* Problem details: From the entries below, extract every line that includes the word "труб".

[Collected data entries]

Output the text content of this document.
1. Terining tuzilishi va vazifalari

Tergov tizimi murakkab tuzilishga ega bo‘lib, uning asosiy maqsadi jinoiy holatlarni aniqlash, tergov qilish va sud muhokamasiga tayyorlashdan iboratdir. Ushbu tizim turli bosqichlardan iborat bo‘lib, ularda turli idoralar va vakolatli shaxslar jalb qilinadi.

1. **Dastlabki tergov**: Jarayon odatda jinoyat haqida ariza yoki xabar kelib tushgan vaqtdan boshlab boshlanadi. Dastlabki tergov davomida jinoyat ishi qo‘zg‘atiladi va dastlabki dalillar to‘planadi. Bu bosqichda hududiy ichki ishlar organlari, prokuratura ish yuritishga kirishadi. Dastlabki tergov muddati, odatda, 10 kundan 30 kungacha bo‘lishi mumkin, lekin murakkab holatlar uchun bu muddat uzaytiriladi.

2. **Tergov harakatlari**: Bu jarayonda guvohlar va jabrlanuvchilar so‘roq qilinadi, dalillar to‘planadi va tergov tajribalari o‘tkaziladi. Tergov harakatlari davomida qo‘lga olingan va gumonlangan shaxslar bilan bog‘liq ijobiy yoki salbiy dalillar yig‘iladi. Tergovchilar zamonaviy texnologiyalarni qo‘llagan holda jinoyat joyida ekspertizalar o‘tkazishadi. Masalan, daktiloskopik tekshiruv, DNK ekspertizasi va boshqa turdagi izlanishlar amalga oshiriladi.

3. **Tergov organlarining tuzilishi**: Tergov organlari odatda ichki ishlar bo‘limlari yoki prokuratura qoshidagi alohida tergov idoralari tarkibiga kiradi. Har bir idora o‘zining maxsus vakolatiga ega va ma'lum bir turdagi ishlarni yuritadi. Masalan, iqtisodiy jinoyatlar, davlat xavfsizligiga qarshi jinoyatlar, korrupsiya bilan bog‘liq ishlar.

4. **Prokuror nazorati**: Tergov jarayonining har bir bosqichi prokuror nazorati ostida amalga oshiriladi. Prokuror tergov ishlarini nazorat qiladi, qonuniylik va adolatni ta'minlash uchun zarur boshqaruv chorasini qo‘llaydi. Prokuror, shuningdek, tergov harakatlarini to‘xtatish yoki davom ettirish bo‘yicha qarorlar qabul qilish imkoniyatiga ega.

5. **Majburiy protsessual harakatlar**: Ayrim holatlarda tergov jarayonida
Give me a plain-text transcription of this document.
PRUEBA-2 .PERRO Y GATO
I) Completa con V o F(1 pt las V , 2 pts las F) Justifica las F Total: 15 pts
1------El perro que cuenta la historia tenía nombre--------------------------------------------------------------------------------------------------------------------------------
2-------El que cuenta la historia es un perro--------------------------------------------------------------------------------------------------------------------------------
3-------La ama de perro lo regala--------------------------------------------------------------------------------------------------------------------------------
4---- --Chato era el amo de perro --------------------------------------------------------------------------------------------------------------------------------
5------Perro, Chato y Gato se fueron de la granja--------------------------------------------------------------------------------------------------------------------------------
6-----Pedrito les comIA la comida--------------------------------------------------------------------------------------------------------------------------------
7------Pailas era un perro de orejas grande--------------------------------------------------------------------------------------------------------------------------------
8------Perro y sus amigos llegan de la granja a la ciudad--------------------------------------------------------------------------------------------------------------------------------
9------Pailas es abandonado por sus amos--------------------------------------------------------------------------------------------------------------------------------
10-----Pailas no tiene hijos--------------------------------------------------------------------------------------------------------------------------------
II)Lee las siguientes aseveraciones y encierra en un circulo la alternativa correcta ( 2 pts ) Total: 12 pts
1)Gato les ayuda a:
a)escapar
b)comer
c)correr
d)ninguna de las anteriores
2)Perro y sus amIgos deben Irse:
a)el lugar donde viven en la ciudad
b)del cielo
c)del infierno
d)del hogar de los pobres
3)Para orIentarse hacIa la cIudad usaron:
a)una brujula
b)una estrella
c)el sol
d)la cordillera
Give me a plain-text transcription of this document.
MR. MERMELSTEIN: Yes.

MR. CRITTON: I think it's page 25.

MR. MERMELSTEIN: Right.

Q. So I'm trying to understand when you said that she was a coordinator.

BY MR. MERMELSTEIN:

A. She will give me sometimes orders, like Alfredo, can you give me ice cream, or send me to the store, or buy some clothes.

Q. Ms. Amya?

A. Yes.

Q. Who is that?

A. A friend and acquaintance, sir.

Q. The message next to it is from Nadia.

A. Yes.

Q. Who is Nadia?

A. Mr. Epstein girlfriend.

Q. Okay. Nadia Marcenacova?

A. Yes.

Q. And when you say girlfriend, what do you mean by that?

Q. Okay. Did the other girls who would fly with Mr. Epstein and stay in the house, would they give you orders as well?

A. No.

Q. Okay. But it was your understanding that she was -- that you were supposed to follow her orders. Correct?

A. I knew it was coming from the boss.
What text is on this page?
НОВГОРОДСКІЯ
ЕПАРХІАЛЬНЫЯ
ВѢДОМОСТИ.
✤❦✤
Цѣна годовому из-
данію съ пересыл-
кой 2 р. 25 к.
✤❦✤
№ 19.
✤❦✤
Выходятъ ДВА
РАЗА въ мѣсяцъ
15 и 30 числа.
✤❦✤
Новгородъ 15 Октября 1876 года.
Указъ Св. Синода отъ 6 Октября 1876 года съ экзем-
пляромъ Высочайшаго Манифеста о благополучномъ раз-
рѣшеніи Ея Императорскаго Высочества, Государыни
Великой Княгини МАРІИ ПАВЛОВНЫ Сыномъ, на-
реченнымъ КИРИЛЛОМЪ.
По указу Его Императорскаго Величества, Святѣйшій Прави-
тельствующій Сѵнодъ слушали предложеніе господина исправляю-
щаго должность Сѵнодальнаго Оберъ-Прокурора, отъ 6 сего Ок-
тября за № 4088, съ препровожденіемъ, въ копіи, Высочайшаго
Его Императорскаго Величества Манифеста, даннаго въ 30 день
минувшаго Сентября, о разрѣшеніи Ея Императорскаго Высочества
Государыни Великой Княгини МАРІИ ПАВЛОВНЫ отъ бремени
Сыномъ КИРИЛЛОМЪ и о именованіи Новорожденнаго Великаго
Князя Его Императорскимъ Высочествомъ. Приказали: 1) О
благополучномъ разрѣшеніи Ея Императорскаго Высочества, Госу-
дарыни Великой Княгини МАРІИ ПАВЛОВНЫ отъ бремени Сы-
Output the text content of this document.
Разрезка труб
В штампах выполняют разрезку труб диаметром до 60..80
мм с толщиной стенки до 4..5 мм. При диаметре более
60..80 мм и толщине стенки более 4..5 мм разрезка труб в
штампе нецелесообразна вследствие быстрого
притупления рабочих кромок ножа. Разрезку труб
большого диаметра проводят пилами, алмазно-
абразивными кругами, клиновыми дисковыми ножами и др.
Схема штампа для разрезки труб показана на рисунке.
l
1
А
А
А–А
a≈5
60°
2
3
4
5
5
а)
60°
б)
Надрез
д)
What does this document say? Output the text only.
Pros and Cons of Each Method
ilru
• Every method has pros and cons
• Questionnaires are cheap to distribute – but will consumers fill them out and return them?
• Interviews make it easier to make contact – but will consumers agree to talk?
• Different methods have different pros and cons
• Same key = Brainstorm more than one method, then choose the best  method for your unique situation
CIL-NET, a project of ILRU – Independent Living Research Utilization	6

* Task output:
Разрезка труб
В штампах выполняют разрезку труб диаметром до 60..80
60..80 мм и толщине стенки более 4..5 мм разрезка труб в
притупления рабочих кромок ножа. Разрезку труб
Схема штампа для разрезки труб показана на рисунке.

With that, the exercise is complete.